Stored dataset items:
________________

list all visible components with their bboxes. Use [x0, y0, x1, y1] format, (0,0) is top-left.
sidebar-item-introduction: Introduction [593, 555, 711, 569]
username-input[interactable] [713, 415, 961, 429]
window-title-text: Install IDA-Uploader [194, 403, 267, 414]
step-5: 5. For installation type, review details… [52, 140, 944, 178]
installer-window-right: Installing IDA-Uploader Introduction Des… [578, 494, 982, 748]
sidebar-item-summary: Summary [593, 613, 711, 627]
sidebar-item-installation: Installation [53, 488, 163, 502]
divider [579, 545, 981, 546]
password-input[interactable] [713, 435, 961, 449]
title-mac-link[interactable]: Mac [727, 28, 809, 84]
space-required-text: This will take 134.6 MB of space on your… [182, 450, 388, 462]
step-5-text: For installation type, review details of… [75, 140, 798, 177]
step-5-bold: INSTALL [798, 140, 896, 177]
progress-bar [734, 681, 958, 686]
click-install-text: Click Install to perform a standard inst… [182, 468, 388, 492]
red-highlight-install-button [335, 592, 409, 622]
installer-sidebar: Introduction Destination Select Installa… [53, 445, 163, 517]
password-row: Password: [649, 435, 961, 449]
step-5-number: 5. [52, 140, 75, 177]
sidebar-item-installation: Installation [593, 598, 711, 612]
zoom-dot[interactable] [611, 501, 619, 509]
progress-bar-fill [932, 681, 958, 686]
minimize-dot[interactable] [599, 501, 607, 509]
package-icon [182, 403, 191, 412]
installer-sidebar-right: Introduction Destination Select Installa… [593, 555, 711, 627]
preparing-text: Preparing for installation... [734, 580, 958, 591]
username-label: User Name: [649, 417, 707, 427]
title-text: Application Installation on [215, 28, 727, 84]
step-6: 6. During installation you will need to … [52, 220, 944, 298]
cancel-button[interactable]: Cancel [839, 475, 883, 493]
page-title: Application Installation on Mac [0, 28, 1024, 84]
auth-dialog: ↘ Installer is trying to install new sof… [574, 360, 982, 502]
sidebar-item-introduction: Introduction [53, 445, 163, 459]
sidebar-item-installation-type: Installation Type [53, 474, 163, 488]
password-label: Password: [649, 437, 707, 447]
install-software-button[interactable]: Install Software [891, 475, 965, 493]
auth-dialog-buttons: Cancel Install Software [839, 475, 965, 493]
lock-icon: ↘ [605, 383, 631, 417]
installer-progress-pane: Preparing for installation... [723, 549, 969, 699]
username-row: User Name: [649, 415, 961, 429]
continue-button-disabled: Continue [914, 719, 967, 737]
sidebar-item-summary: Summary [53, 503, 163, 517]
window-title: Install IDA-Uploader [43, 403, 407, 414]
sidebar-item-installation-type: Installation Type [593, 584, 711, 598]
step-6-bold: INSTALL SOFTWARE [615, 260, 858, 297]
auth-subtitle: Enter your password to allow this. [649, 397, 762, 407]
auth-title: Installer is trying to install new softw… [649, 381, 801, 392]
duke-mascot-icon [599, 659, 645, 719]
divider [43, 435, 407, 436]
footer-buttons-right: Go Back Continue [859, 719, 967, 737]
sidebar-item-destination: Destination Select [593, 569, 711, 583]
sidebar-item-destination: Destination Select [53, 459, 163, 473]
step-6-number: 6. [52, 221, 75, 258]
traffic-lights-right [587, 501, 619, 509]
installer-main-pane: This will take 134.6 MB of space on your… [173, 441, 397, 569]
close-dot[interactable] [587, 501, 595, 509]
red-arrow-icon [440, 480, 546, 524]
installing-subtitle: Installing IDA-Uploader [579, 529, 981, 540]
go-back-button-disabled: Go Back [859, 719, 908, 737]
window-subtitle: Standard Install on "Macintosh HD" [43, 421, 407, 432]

________________

▸ Exercise objective: Lay out the lines from the start of the dataset items through the line that contains "title-mac-link[interactable]: Mac [727, 28, 809, 84]" as a numbered list, omitting any blank lines.

▸ Worked answer:
1. list all visible components with their bboxes. Use [x0, y0, x1, y1] format, (0,0) is top-left.
2. sidebar-item-introduction: Introduction [593, 555, 711, 569]
3. username-input[interactable] [713, 415, 961, 429]
4. window-title-text: Install IDA-Uploader [194, 403, 267, 414]
5. step-5: 5. For installation type, review details… [52, 140, 944, 178]
6. installer-window-right: Installing IDA-Uploader Introduction Des… [578, 494, 982, 748]
7. sidebar-item-summary: Summary [593, 613, 711, 627]
8. sidebar-item-installation: Installation [53, 488, 163, 502]
9. divider [579, 545, 981, 546]
10. password-input[interactable] [713, 435, 961, 449]
11. title-mac-link[interactable]: Mac [727, 28, 809, 84]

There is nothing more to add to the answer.